Extracted records:
--- START ---

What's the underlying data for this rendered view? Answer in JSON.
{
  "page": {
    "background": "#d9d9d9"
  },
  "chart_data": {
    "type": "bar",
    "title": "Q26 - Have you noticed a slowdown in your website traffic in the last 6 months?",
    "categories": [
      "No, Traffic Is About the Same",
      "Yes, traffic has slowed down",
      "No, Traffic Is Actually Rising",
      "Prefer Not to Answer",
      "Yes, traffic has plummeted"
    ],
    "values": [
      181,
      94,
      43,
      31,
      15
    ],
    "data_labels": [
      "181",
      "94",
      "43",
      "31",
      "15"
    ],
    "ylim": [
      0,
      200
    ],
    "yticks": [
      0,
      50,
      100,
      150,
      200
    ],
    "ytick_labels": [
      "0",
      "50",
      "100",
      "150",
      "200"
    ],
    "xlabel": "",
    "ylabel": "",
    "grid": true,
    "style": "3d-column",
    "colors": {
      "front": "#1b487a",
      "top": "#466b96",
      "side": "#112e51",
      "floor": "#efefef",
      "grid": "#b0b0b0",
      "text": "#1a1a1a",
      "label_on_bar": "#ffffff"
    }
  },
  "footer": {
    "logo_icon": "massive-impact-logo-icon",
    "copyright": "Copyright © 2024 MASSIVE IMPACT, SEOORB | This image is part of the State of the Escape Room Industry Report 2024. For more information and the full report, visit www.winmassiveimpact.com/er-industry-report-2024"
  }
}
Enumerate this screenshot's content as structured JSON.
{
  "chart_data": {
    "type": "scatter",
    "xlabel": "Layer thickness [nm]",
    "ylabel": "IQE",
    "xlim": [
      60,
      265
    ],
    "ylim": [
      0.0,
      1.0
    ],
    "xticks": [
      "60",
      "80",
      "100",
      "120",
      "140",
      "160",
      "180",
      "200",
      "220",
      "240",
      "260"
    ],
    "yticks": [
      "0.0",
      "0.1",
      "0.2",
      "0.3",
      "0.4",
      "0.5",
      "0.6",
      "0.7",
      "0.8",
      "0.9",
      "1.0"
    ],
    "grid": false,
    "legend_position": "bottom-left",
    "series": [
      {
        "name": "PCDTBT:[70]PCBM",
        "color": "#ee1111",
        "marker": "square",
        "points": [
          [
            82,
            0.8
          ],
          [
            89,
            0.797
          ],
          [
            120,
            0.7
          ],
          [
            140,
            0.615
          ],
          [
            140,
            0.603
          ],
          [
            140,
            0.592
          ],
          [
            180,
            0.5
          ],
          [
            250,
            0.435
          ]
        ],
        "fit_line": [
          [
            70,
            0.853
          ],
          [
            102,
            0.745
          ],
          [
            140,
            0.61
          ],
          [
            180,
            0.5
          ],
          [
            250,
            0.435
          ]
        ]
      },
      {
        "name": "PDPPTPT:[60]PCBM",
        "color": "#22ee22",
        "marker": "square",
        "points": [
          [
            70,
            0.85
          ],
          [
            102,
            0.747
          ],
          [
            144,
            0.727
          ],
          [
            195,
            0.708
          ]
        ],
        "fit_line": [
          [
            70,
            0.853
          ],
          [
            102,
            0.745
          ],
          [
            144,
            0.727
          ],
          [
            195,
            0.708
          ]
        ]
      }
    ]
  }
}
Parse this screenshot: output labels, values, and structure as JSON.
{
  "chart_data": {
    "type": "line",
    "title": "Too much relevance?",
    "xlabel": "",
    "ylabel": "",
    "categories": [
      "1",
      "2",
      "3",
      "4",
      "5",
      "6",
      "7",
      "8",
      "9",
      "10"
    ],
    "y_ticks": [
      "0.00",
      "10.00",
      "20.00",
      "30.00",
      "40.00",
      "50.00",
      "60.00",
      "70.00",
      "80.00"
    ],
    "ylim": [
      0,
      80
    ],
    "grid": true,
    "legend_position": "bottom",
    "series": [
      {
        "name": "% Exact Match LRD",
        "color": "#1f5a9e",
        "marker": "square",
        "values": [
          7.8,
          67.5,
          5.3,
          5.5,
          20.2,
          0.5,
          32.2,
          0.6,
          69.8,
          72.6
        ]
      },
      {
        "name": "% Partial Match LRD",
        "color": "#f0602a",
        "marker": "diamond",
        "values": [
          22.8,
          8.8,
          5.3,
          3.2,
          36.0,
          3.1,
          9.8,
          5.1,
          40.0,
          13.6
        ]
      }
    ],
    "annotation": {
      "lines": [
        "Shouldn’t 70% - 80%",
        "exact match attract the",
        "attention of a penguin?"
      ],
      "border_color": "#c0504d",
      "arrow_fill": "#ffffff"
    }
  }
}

--- END ---

▶ _DESCRIPTION OF THE TASK_: Reproduce, word for word, every line starting at the line that contains "Parse this screenshot: output" and ending with the final line of the entries.

▶ _TASK RESPONSE_:
Parse this screenshot: output labels, values, and structure as JSON.
{
  "chart_data": {
    "type": "line",
    "title": "Too much relevance?",
    "xlabel": "",
    "ylabel": "",
    "categories": [
      "1",
      "2",
      "3",
      "4",
      "5",
      "6",
      "7",
      "8",
      "9",
      "10"
    ],
    "y_ticks": [
      "0.00",
      "10.00",
      "20.00",
      "30.00",
      "40.00",
      "50.00",
      "60.00",
      "70.00",
      "80.00"
    ],
    "ylim": [
      0,
      80
    ],
    "grid": true,
    "legend_position": "bottom",
    "series": [
      {
        "name": "% Exact Match LRD",
        "color": "#1f5a9e",
        "marker": "square",
        "values": [
          7.8,
          67.5,
          5.3,
          5.5,
          20.2,
          0.5,
          32.2,
          0.6,
          69.8,
          72.6
        ]
      },
      {
        "name": "% Partial Match LRD",
        "color": "#f0602a",
        "marker": "diamond",
        "values": [
          22.8,
          8.8,
          5.3,
          3.2,
          36.0,
          3.1,
          9.8,
          5.1,
          40.0,
          13.6
        ]
      }
    ],
    "annotation": {
      "lines": [
        "Shouldn’t 70% - 80%",
        "exact match attract the",
        "attention of a penguin?"
      ],
      "border_color": "#c0504d",
      "arrow_fill": "#ffffff"
    }
  }
}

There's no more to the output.